_Exercise task_
Pull out every line below containing the word "color".

_Input_
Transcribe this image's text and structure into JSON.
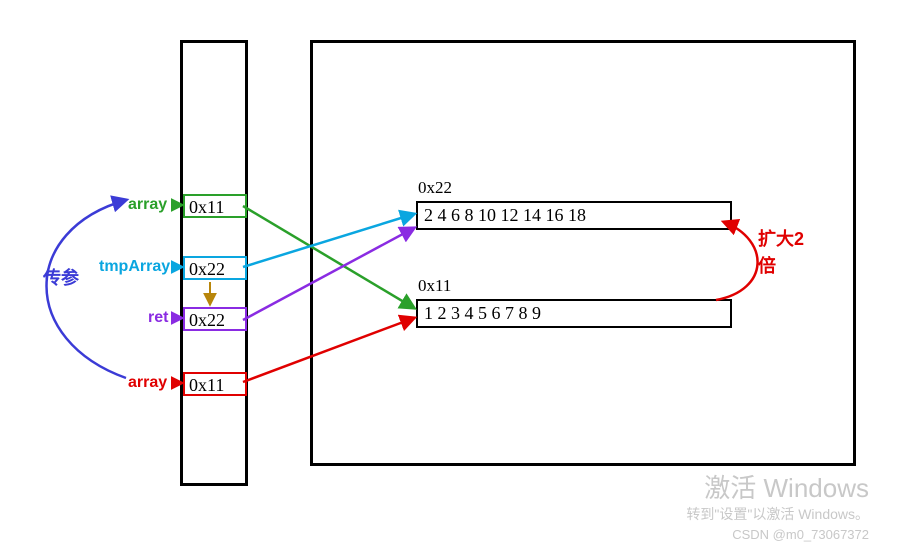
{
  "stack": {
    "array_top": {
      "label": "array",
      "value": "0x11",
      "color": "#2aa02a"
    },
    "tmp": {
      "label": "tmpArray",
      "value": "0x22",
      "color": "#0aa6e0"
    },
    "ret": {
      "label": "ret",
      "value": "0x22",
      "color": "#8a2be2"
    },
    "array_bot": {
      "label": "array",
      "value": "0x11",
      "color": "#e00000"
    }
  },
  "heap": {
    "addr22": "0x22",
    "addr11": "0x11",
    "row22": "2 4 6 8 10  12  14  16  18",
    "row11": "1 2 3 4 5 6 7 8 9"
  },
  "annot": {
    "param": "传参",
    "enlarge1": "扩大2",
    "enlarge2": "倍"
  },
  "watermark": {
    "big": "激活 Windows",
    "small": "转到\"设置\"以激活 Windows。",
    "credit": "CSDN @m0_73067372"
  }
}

_Output of the task_
      "color": "#2aa02a"
      "color": "#0aa6e0"
      "color": "#8a2be2"
      "color": "#e00000"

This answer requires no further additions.